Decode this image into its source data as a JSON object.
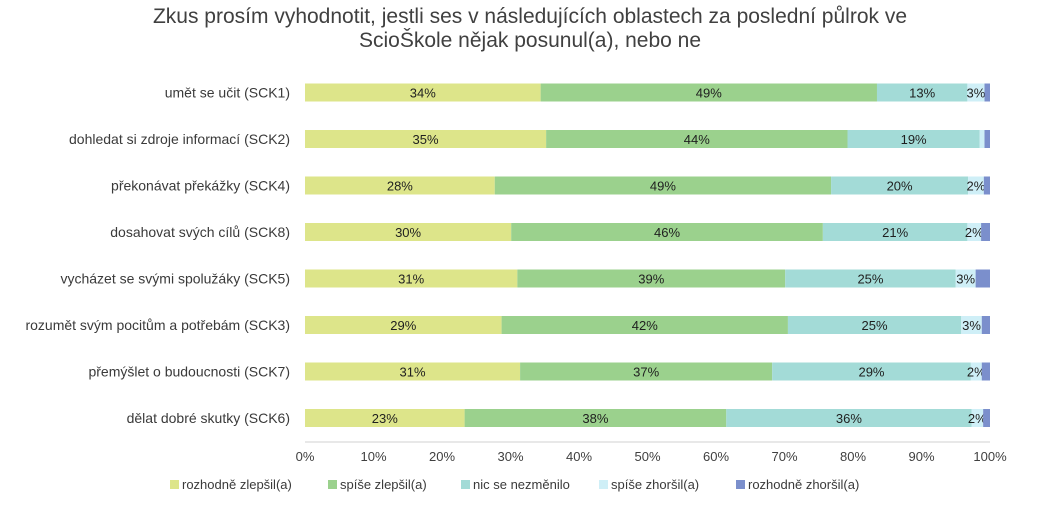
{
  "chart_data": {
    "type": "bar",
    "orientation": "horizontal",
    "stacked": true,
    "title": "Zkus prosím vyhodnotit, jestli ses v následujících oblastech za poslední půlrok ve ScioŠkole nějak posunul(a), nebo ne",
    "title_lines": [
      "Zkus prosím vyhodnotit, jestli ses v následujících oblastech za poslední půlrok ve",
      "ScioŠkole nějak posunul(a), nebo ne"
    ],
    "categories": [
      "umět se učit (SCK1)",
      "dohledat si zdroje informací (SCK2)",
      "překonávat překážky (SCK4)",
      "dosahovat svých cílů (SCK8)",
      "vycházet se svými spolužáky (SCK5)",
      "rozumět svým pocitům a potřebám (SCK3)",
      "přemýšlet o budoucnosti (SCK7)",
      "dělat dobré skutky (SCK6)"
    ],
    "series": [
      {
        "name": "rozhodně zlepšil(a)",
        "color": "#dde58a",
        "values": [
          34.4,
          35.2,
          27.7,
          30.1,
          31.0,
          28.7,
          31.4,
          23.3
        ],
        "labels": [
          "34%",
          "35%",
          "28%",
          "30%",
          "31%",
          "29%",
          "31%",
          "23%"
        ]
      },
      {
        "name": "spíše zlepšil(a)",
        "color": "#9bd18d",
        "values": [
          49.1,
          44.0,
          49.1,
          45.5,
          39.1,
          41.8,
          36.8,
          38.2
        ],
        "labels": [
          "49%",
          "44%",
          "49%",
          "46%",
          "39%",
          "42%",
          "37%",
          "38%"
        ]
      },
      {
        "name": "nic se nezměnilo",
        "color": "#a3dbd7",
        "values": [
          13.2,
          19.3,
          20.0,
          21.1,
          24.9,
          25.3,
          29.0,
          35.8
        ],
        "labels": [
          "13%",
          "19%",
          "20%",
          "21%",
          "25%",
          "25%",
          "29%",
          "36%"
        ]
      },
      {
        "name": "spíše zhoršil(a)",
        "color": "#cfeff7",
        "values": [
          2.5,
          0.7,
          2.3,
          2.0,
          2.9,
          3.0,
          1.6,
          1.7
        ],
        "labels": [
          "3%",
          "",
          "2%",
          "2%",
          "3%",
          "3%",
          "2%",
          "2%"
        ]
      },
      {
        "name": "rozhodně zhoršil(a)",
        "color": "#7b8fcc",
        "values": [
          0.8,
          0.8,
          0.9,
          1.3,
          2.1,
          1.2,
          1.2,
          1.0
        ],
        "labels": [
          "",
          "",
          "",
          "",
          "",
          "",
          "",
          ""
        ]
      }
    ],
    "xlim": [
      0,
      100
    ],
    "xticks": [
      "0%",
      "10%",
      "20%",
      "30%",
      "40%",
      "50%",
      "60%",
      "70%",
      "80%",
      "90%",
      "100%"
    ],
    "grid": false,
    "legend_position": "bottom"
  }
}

What is being asked
Copy the whole of the material above exactly, but not its images.

Output for this exercise
Decode this image into its source data as a JSON object.
{
  "chart_data": {
    "type": "bar",
    "orientation": "horizontal",
    "stacked": true,
    "title": "Zkus prosím vyhodnotit, jestli ses v následujících oblastech za poslední půlrok ve ScioŠkole nějak posunul(a), nebo ne",
    "title_lines": [
      "Zkus prosím vyhodnotit, jestli ses v následujících oblastech za poslední půlrok ve",
      "ScioŠkole nějak posunul(a), nebo ne"
    ],
    "categories": [
      "umět se učit (SCK1)",
      "dohledat si zdroje informací (SCK2)",
      "překonávat překážky (SCK4)",
      "dosahovat svých cílů (SCK8)",
      "vycházet se svými spolužáky (SCK5)",
      "rozumět svým pocitům a potřebám (SCK3)",
      "přemýšlet o budoucnosti (SCK7)",
      "dělat dobré skutky (SCK6)"
    ],
    "series": [
      {
        "name": "rozhodně zlepšil(a)",
        "color": "#dde58a",
        "values": [
          34.4,
          35.2,
          27.7,
          30.1,
          31.0,
          28.7,
          31.4,
          23.3
        ],
        "labels": [
          "34%",
          "35%",
          "28%",
          "30%",
          "31%",
          "29%",
          "31%",
          "23%"
        ]
      },
      {
        "name": "spíše zlepšil(a)",
        "color": "#9bd18d",
        "values": [
          49.1,
          44.0,
          49.1,
          45.5,
          39.1,
          41.8,
          36.8,
          38.2
        ],
        "labels": [
          "49%",
          "44%",
          "49%",
          "46%",
          "39%",
          "42%",
          "37%",
          "38%"
        ]
      },
      {
        "name": "nic se nezměnilo",
        "color": "#a3dbd7",
        "values": [
          13.2,
          19.3,
          20.0,
          21.1,
          24.9,
          25.3,
          29.0,
          35.8
        ],
        "labels": [
          "13%",
          "19%",
          "20%",
          "21%",
          "25%",
          "25%",
          "29%",
          "36%"
        ]
      },
      {
        "name": "spíše zhoršil(a)",
        "color": "#cfeff7",
        "values": [
          2.5,
          0.7,
          2.3,
          2.0,
          2.9,
          3.0,
          1.6,
          1.7
        ],
        "labels": [
          "3%",
          "",
          "2%",
          "2%",
          "3%",
          "3%",
          "2%",
          "2%"
        ]
      },
      {
        "name": "rozhodně zhoršil(a)",
        "color": "#7b8fcc",
        "values": [
          0.8,
          0.8,
          0.9,
          1.3,
          2.1,
          1.2,
          1.2,
          1.0
        ],
        "labels": [
          "",
          "",
          "",
          "",
          "",
          "",
          "",
          ""
        ]
      }
    ],
    "xlim": [
      0,
      100
    ],
    "xticks": [
      "0%",
      "10%",
      "20%",
      "30%",
      "40%",
      "50%",
      "60%",
      "70%",
      "80%",
      "90%",
      "100%"
    ],
    "grid": false,
    "legend_position": "bottom"
  }
}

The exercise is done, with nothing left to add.